● **Extracted data entries**:
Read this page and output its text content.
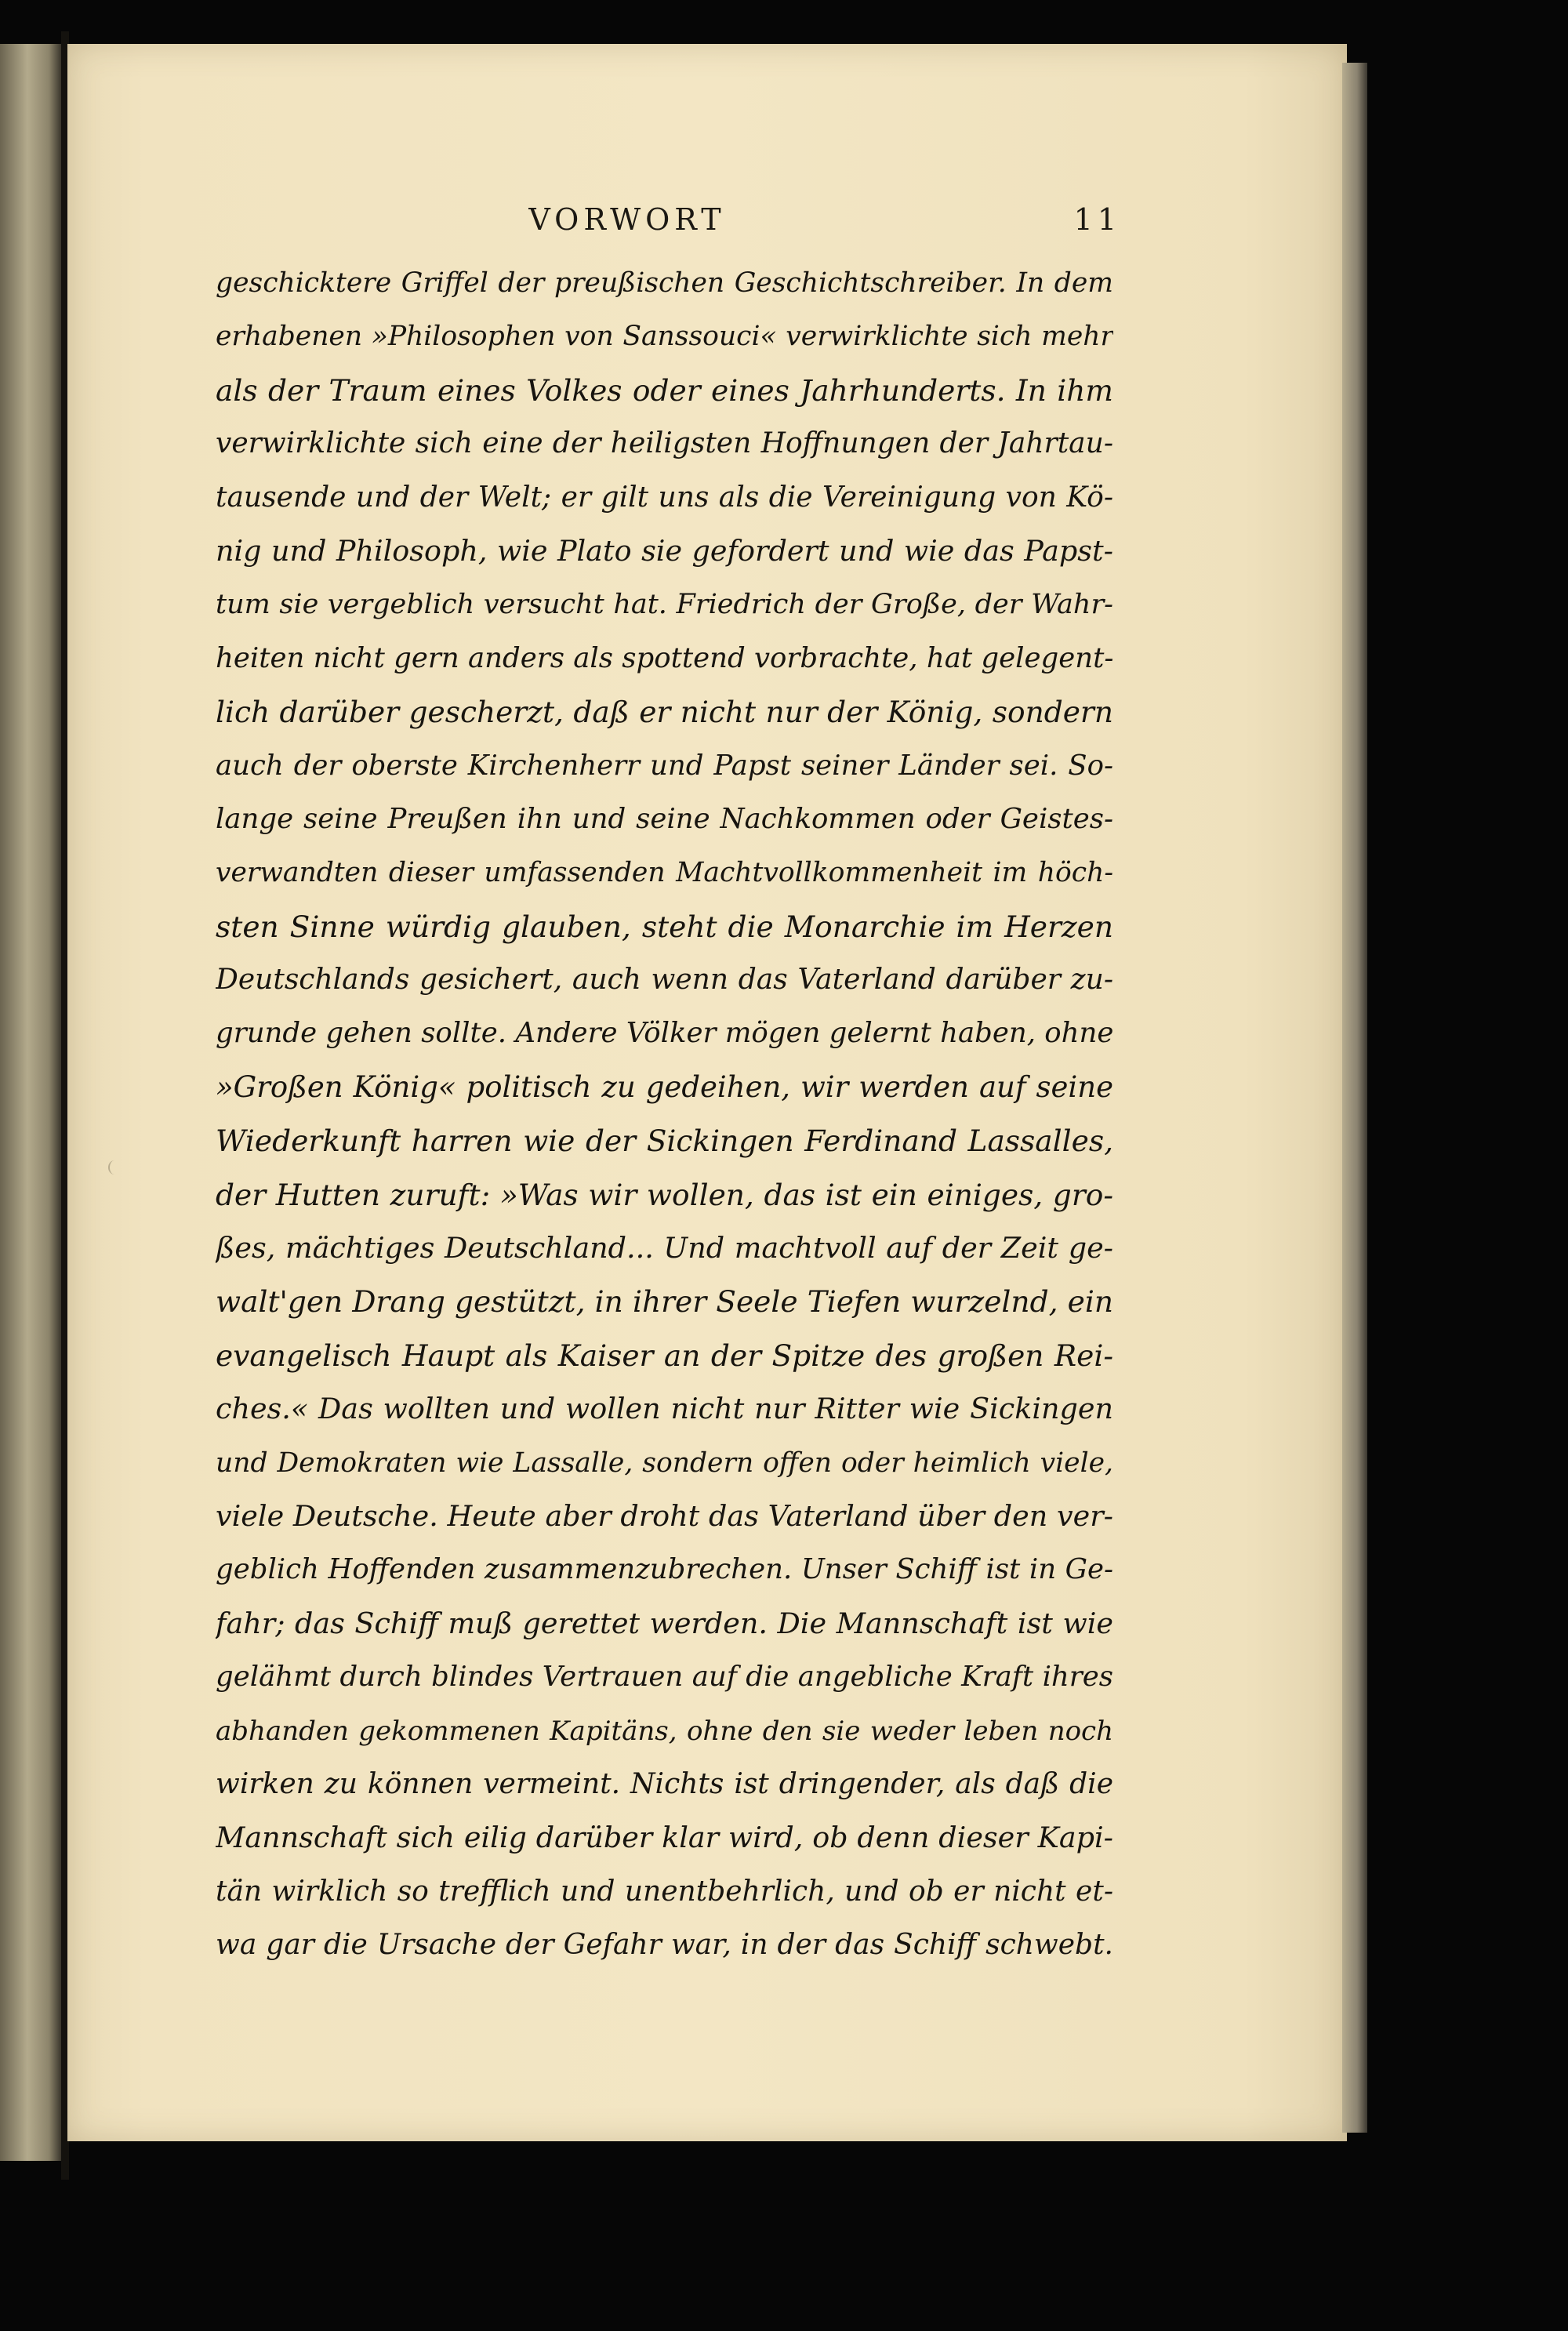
VORWORT	11
geschicktere Griffel der preußischen Geschichtschreiber. In dem
erhabenen »Philosophen von Sanssouci« verwirklichte sich mehr
als der Traum eines Volkes oder eines Jahrhunderts. In ihm
verwirklichte sich eine der heiligsten Hoffnungen der Jahrtau-
tausende und der Welt; er gilt uns als die Vereinigung von Kö-
nig und Philosoph, wie Plato sie gefordert und wie das Papst-
tum sie vergeblich versucht hat. Friedrich der Große, der Wahr-
heiten nicht gern anders als spottend vorbrachte, hat gelegent-
lich darüber gescherzt, daß er nicht nur der König, sondern
auch der oberste Kirchenherr und Papst seiner Länder sei. So-
lange seine Preußen ihn und seine Nachkommen oder Geistes-
verwandten dieser umfassenden Machtvollkommenheit im höch-
sten Sinne würdig glauben, steht die Monarchie im Herzen
Deutschlands gesichert, auch wenn das Vaterland darüber zu-
grunde gehen sollte. Andere Völker mögen gelernt haben, ohne
»Großen König« politisch zu gedeihen, wir werden auf seine
Wiederkunft harren wie der Sickingen Ferdinand Lassalles,
der Hutten zuruft: »Was wir wollen, das ist ein einiges, gro-
ßes, mächtiges Deutschland... Und machtvoll auf der Zeit ge-
walt'gen Drang gestützt, in ihrer Seele Tiefen wurzelnd, ein
evangelisch Haupt als Kaiser an der Spitze des großen Rei-
ches.« Das wollten und wollen nicht nur Ritter wie Sickingen
und Demokraten wie Lassalle, sondern offen oder heimlich viele,
viele Deutsche. Heute aber droht das Vaterland über den ver-
geblich Hoffenden zusammenzubrechen. Unser Schiff ist in Ge-
fahr; das Schiff muß gerettet werden. Die Mannschaft ist wie
gelähmt durch blindes Vertrauen auf die angebliche Kraft ihres
abhanden gekommenen Kapitäns, ohne den sie weder leben noch
wirken zu können vermeint. Nichts ist dringender, als daß die
Mannschaft sich eilig darüber klar wird, ob denn dieser Kapi-
tän wirklich so trefflich und unentbehrlich, und ob er nicht et-
wa gar die Ursache der Gefahr war, in der das Schiff schwebt.
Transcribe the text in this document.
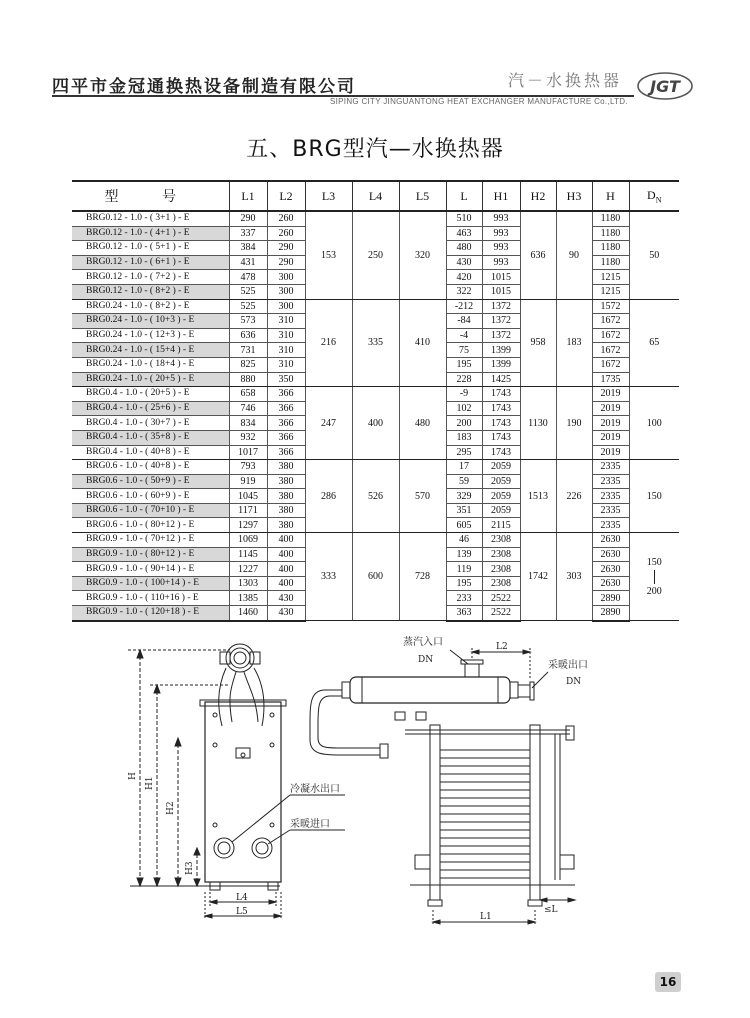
四平市金冠通换热设备制造有限公司	汽－水换热器
SIPING CITY JINGUANTONG HEAT EXCHANGER MANUFACTURE Co.,LTD.
JGT
五、BRG型汽—水换热器
型 号	L1	L2	L3	L4	L5	L	H1	H2	H3	H	$D_N$
BRG0.12 - 1.0 - ( 3+1 ) - E	290	260	153	250	320	510	993	636	90	1180	50
BRG0.12 - 1.0 - ( 4+1 ) - E	337	260				463	993			1180	
BRG0.12 - 1.0 - ( 5+1 ) - E	384	290				480	993			1180	
BRG0.12 - 1.0 - ( 6+1 ) - E	431	290				430	993			1180	
BRG0.12 - 1.0 - ( 7+2 ) - E	478	300				420	1015			1215	
BRG0.12 - 1.0 - ( 8+2 ) - E	525	300				322	1015			1215	
BRG0.24 - 1.0 - ( 8+2 ) - E	525	300	216	335	410	-212	1372	958	183	1572	65
BRG0.24 - 1.0 - ( 10+3 ) - E	573	310				-84	1372			1672	
BRG0.24 - 1.0 - ( 12+3 ) - E	636	310				-4	1372			1672	
BRG0.24 - 1.0 - ( 15+4 ) - E	731	310				75	1399			1672	
BRG0.24 - 1.0 - ( 18+4 ) - E	825	310				195	1399			1672	
BRG0.24 - 1.0 - ( 20+5 ) - E	880	350				228	1425			1735	
BRG0.4 - 1.0 - ( 20+5 ) - E	658	366	247	400	480	-9	1743	1130	190	2019	100
BRG0.4 - 1.0 - ( 25+6 ) - E	746	366				102	1743			2019	
BRG0.4 - 1.0 - ( 30+7 ) - E	834	366				200	1743			2019	
BRG0.4 - 1.0 - ( 35+8 ) - E	932	366				183	1743			2019	
BRG0.4 - 1.0 - ( 40+8 ) - E	1017	366				295	1743			2019	
BRG0.6 - 1.0 - ( 40+8 ) - E	793	380	286	526	570	17	2059	1513	226	2335	150
BRG0.6 - 1.0 - ( 50+9 ) - E	919	380				59	2059			2335	
BRG0.6 - 1.0 - ( 60+9 ) - E	1045	380				329	2059			2335	
BRG0.6 - 1.0 - ( 70+10 ) - E	1171	380				351	2059			2335	
BRG0.6 - 1.0 - ( 80+12 ) - E	1297	380				605	2115			2335	
BRG0.9 - 1.0 - ( 70+12 ) - E	1069	400	333	600	728	46	2308	1742	303	2630	150
200

BRG0.9 - 1.0 - ( 80+12 ) - E	1145	400				139	2308			2630	
BRG0.9 - 1.0 - ( 90+14 ) - E	1227	400				119	2308			2630	
BRG0.9 - 1.0 - ( 100+14 ) - E	1303	400				195	2308			2630	
BRG0.9 - 1.0 - ( 110+16 ) - E	1385	430				233	2522			2890	
BRG0.9 - 1.0 - ( 120+18 ) - E	1460	430				363	2522			2890	
H
H1
H2
H3
L4
L5
冷凝水出口
采暖进口
L1
≤L
L2
蒸汽入口
DN	采暖出口
DN
16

● **EXERCISE**: Search the lines for "this". Copy each line that has it.

● **OUTPUT**:
Read this page and output its text content.
Transcribe the text in this document.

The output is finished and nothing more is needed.